• Problem description:
Count how many lines have the word "Ubuntu" in them. Reply with that number by itself.

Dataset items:
-=-=-

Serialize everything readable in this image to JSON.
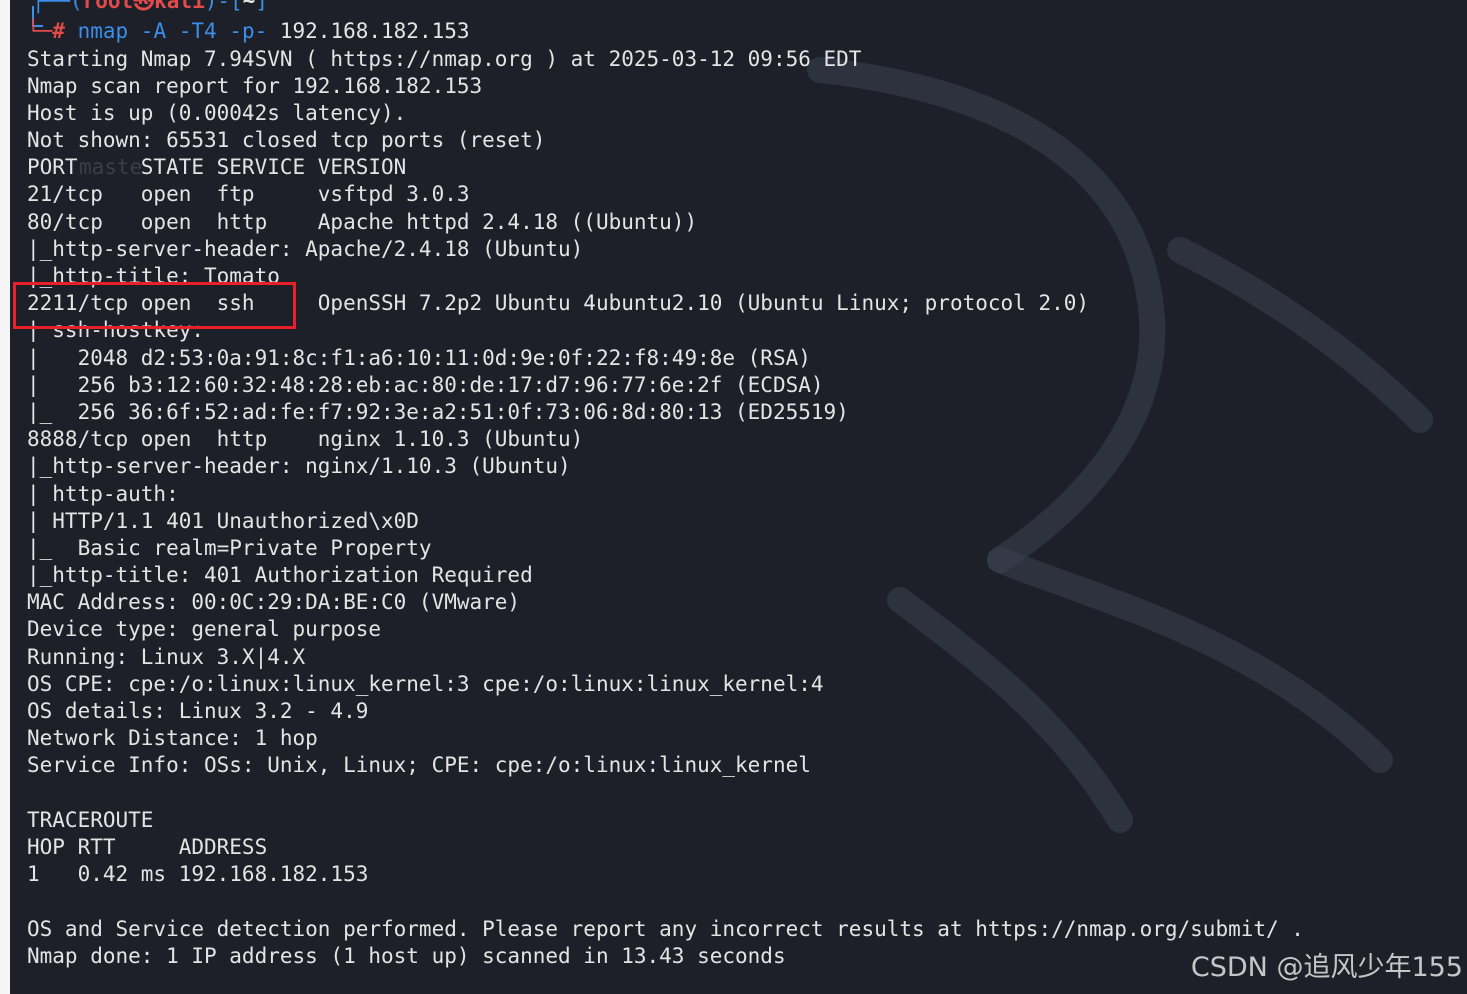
{
  "prompt": {
    "open": "┌──(",
    "user": "root㉿kali",
    "mid": ")-[",
    "cwd": "~",
    "close": "]",
    "hash": "└─#",
    "command": " nmap -A -T4 -p- ",
    "target": "192.168.182.153"
  },
  "output_lines": [
    "Starting Nmap 7.94SVN ( https://nmap.org ) at 2025-03-12 09:56 EDT",
    "Nmap scan report for 192.168.182.153",
    "Host is up (0.00042s latency).",
    "Not shown: 65531 closed tcp ports (reset)",
    "PORT     STATE SERVICE VERSION",
    "21/tcp   open  ftp     vsftpd 3.0.3",
    "80/tcp   open  http    Apache httpd 2.4.18 ((Ubuntu))",
    "|_http-server-header: Apache/2.4.18 (Ubuntu)",
    "|_http-title: Tomato",
    "2211/tcp open  ssh     OpenSSH 7.2p2 Ubuntu 4ubuntu2.10 (Ubuntu Linux; protocol 2.0)",
    "| ssh-hostkey: ",
    "|   2048 d2:53:0a:91:8c:f1:a6:10:11:0d:9e:0f:22:f8:49:8e (RSA)",
    "|   256 b3:12:60:32:48:28:eb:ac:80:de:17:d7:96:77:6e:2f (ECDSA)",
    "|_  256 36:6f:52:ad:fe:f7:92:3e:a2:51:0f:73:06:8d:80:13 (ED25519)",
    "8888/tcp open  http    nginx 1.10.3 (Ubuntu)",
    "|_http-server-header: nginx/1.10.3 (Ubuntu)",
    "| http-auth: ",
    "| HTTP/1.1 401 Unauthorized\\x0D",
    "|_  Basic realm=Private Property",
    "|_http-title: 401 Authorization Required",
    "MAC Address: 00:0C:29:DA:BE:C0 (VMware)",
    "Device type: general purpose",
    "Running: Linux 3.X|4.X",
    "OS CPE: cpe:/o:linux:linux_kernel:3 cpe:/o:linux:linux_kernel:4",
    "OS details: Linux 3.2 - 4.9",
    "Network Distance: 1 hop",
    "Service Info: OSs: Unix, Linux; CPE: cpe:/o:linux:linux_kernel",
    "",
    "TRACEROUTE",
    "HOP RTT     ADDRESS",
    "1   0.42 ms 192.168.182.153",
    "",
    "OS and Service detection performed. Please report any incorrect results at https://nmap.org/submit/ .",
    "Nmap done: 1 IP address (1 host up) scanned in 13.43 seconds"
  ],
  "ghost_text": "maste",
  "watermark": "CSDN @追风少年155",
  "colors": {
    "background": "#1d2028",
    "text": "#e4e4e4",
    "prompt_user": "#e14b4b",
    "prompt_frame": "#3b8eea",
    "highlight_box": "#e8202a"
  }
}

-=-=-

• Output for this task:
5